▼

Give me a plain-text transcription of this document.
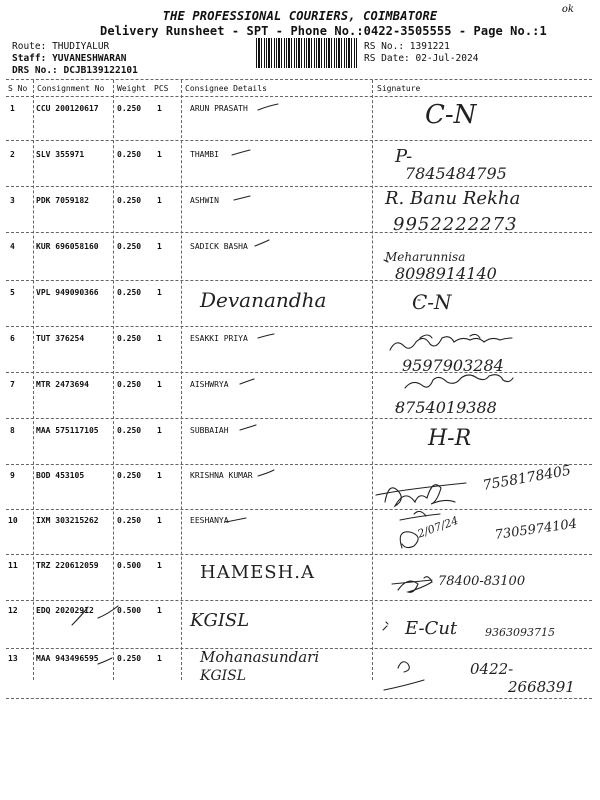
ok
THE PROFESSIONAL COURIERS, COIMBATORE
Delivery Runsheet - SPT - Phone No.:0422-3505555 - Page No.:1
Route: THUDIYALUR
Staff: YUVANESHWARAN
DRS No.: DCJB139122101
RS No.: 1391221
RS Date: 02-Jul-2024
S No Consignment No Weight PCS Consignee Details	Signature
1	CCU 200120617 0.250 1	ARUN PRASATH	C-N
2	SLV 355971	0.250 1	THAMBI	P-
7845484795
3	PDK 7059182	0.250 1	ASHWIN	R. Banu Rekha
9952222273
4	KUR 696058160 0.250 1	SADICK BASHA
Meharunnisa
8098914140
5	VPL 949090366 0.250 1 Devanandha	C-N
6	TUT 376254	0.250 1	ESAKKI PRIYA
9597903284
7	MTR 2473694	0.250 1	AISHWRYA
8754019388
8	MAA 575117105 0.250 1	SUBBAIAH	H-R
9	BOD 453105	0.250 1	KRISHNA KUMAR	7558178405
10 IXM 303215262 0.250 1	EESHANYA	2/07/24	7305974104
11 TRZ 220612059 0.500 1 HAMESH.A	78400-83100
12 EDQ 20202912	0.500 1 KGISL	E-Cut	9363093715
13 MAA 943496595 0.250 1	Mohanasundari
KGISL	0422-
2668391
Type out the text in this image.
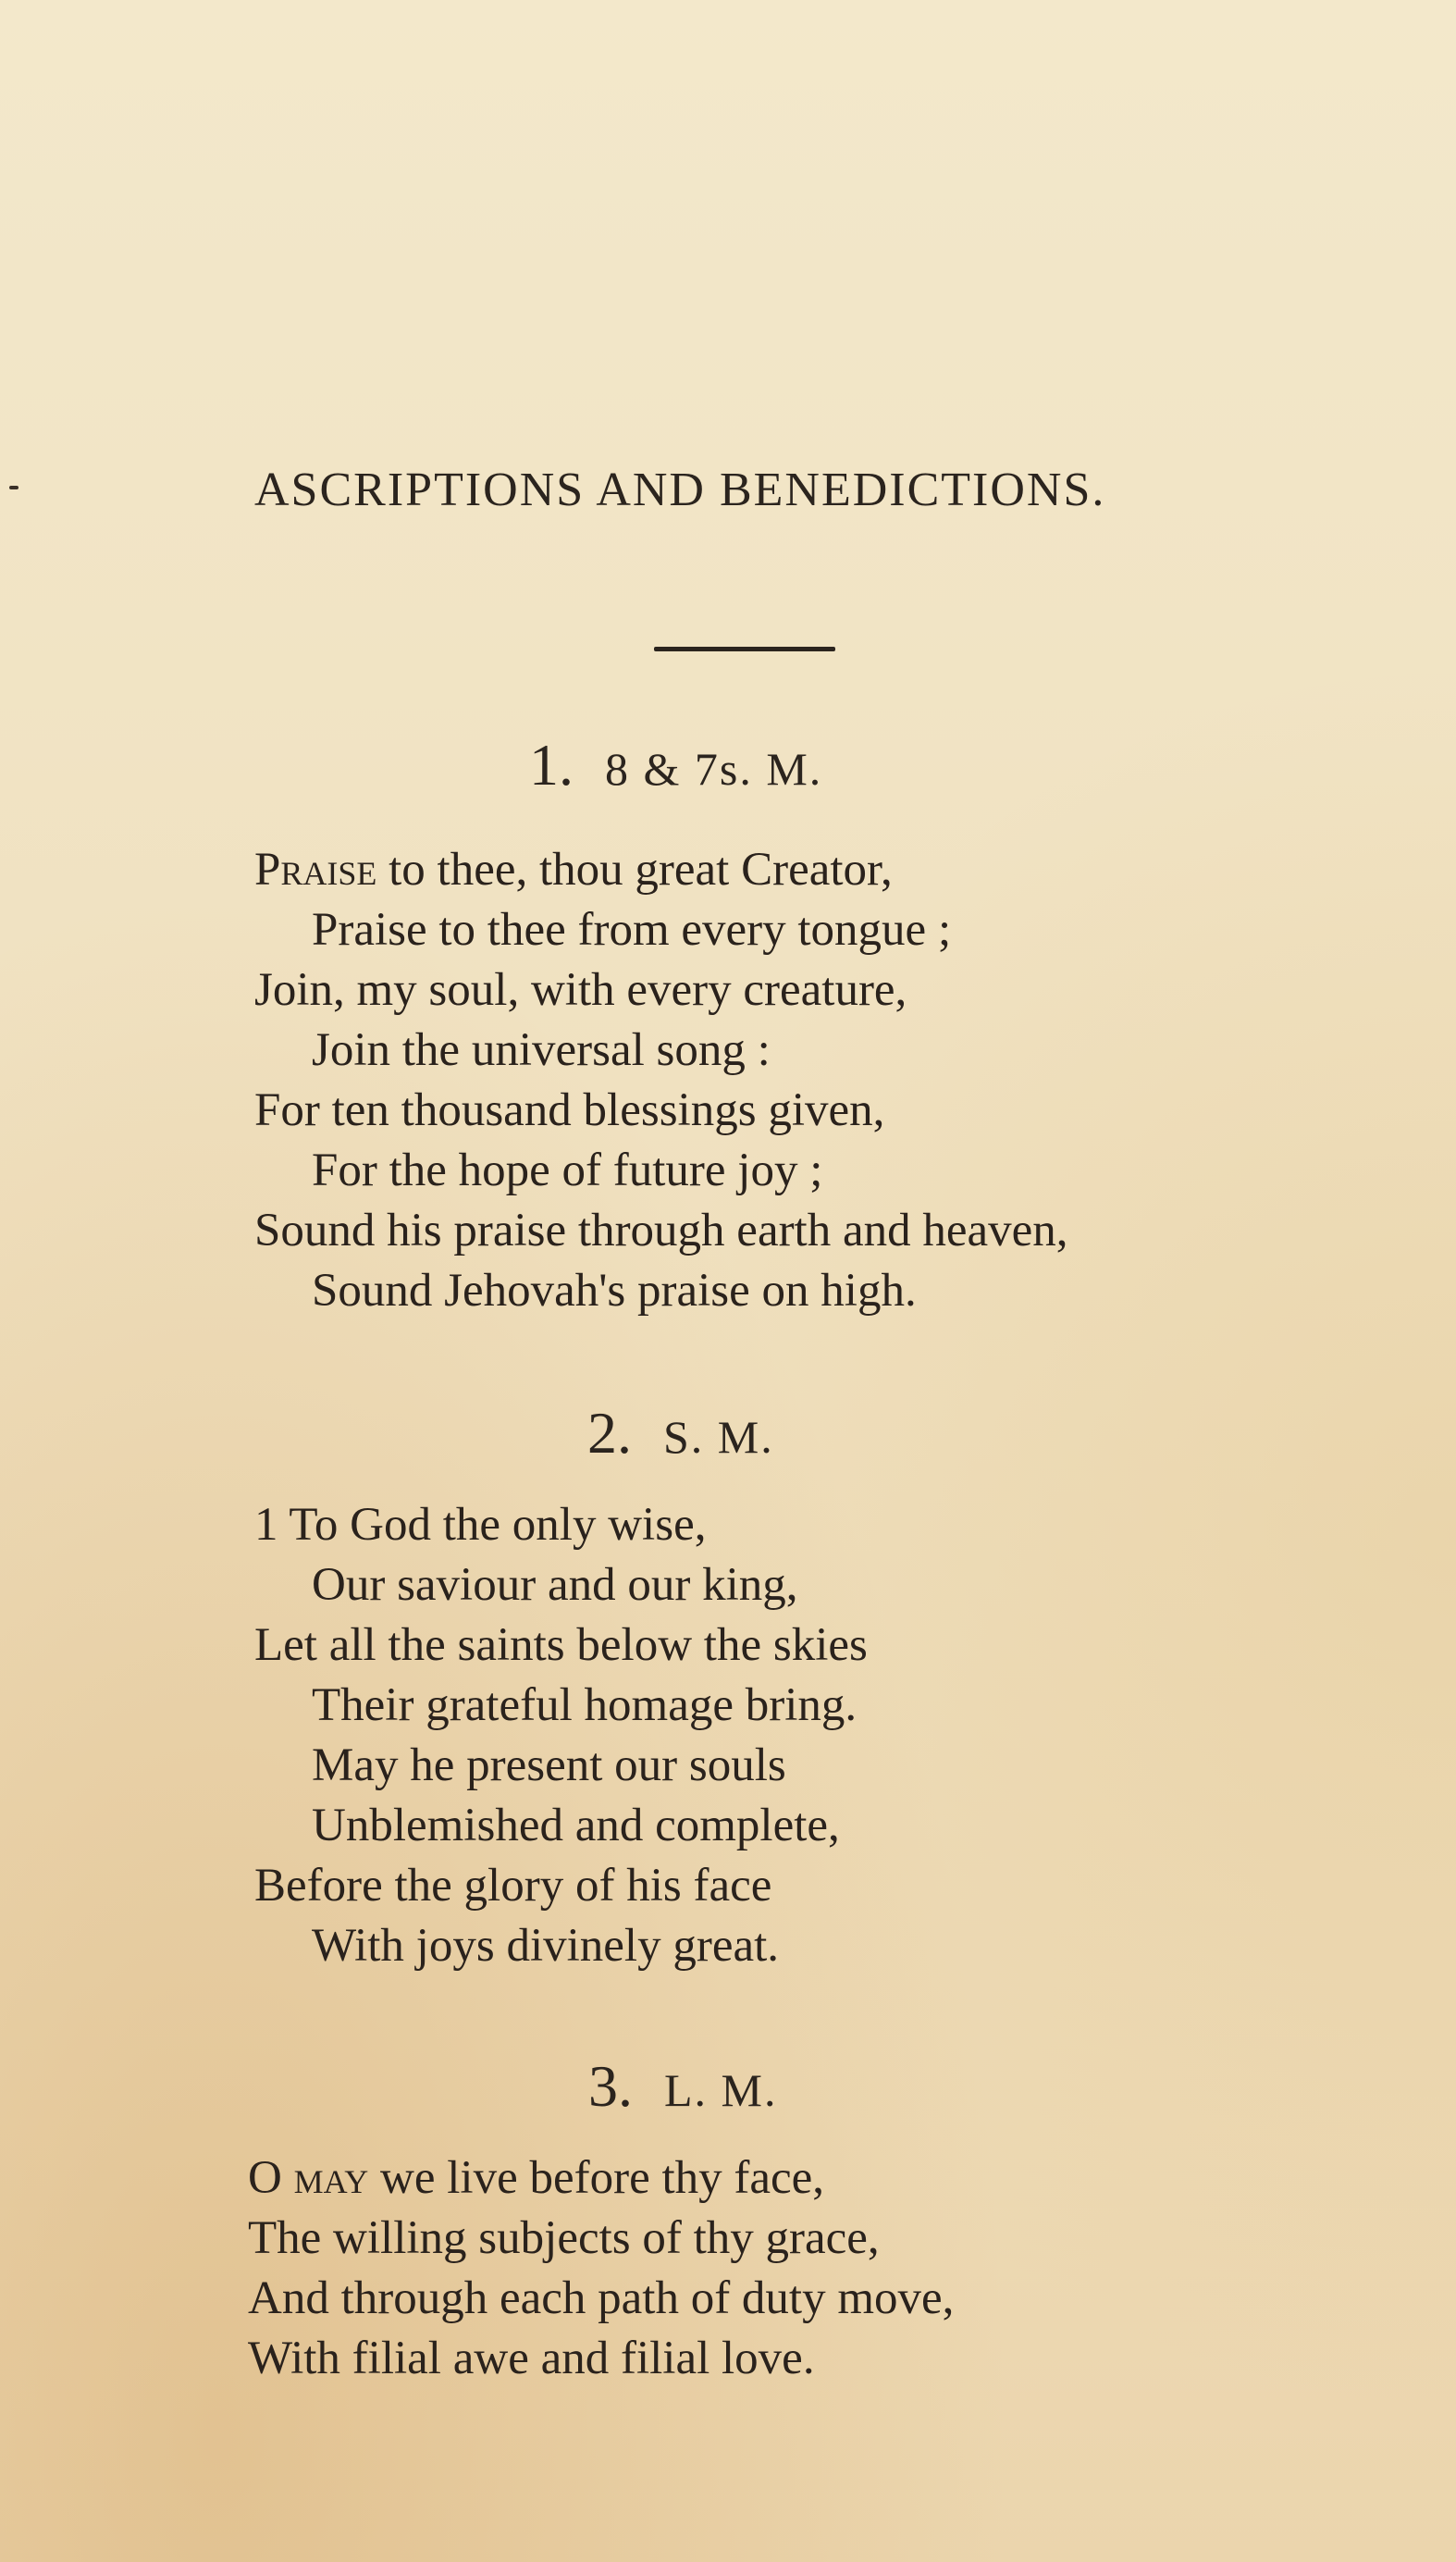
ASCRIPTIONS AND BENEDICTIONS.
1. 8 & 7s. M.
Praise to thee, thou great Creator,
Praise to thee from every tongue ;
Join, my soul, with every creature,
Join the universal song :
For ten thousand blessings given,
For the hope of future joy ;
Sound his praise through earth and heaven,
Sound Jehovah's praise on high.
2. S. M.
1 To God the only wise,
Our saviour and our king,
Let all the saints below the skies
Their grateful homage bring.
May he present our souls
Unblemished and complete,
Before the glory of his face
With joys divinely great.
3. L. M.
O may we live before thy face,
The willing subjects of thy grace,
And through each path of duty move,
With filial awe and filial love.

▲

## AIM OF THE EXERCISE
Extract, exactly as written, the span of lines from the one holding "Type out the text in this image." through the last line, inclusive. Skip any picture.

## COMPLETE ANSWER
Type out the text in this image.
ASCRIPTIONS AND BENEDICTIONS.
1. 8 & 7s. M.
Praise to thee, thou great Creator,
Praise to thee from every tongue ;
Join, my soul, with every creature,
Join the universal song :
For ten thousand blessings given,
For the hope of future joy ;
Sound his praise through earth and heaven,
Sound Jehovah's praise on high.
2. S. M.
1 To God the only wise,
Our saviour and our king,
Let all the saints below the skies
Their grateful homage bring.
May he present our souls
Unblemished and complete,
Before the glory of his face
With joys divinely great.
3. L. M.
O may we live before thy face,
The willing subjects of thy grace,
And through each path of duty move,
With filial awe and filial love.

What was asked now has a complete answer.